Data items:
--------------------
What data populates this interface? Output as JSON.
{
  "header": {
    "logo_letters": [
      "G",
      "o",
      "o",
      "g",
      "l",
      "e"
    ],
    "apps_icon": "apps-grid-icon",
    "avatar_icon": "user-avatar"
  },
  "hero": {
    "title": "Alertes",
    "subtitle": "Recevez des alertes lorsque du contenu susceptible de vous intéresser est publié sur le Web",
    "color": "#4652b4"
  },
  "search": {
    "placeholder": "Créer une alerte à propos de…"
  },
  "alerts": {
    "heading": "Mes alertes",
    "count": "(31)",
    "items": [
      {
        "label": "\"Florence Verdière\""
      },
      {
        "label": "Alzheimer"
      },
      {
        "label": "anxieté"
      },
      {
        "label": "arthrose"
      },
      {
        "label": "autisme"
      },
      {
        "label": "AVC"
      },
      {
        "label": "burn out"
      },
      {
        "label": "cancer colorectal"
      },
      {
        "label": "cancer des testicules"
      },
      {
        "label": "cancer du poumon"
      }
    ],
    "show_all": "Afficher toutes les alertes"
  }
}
--------------------
AIM ->
Type the material above out again, exactly.

TASK ANSWER ->
What data populates this interface? Output as JSON.
{
  "header": {
    "logo_letters": [
      "G",
      "o",
      "o",
      "g",
      "l",
      "e"
    ],
    "apps_icon": "apps-grid-icon",
    "avatar_icon": "user-avatar"
  },
  "hero": {
    "title": "Alertes",
    "subtitle": "Recevez des alertes lorsque du contenu susceptible de vous intéresser est publié sur le Web",
    "color": "#4652b4"
  },
  "search": {
    "placeholder": "Créer une alerte à propos de…"
  },
  "alerts": {
    "heading": "Mes alertes",
    "count": "(31)",
    "items": [
      {
        "label": "\"Florence Verdière\""
      },
      {
        "label": "Alzheimer"
      },
      {
        "label": "anxieté"
      },
      {
        "label": "arthrose"
      },
      {
        "label": "autisme"
      },
      {
        "label": "AVC"
      },
      {
        "label": "burn out"
      },
      {
        "label": "cancer colorectal"
      },
      {
        "label": "cancer des testicules"
      },
      {
        "label": "cancer du poumon"
      }
    ],
    "show_all": "Afficher toutes les alertes"
  }
}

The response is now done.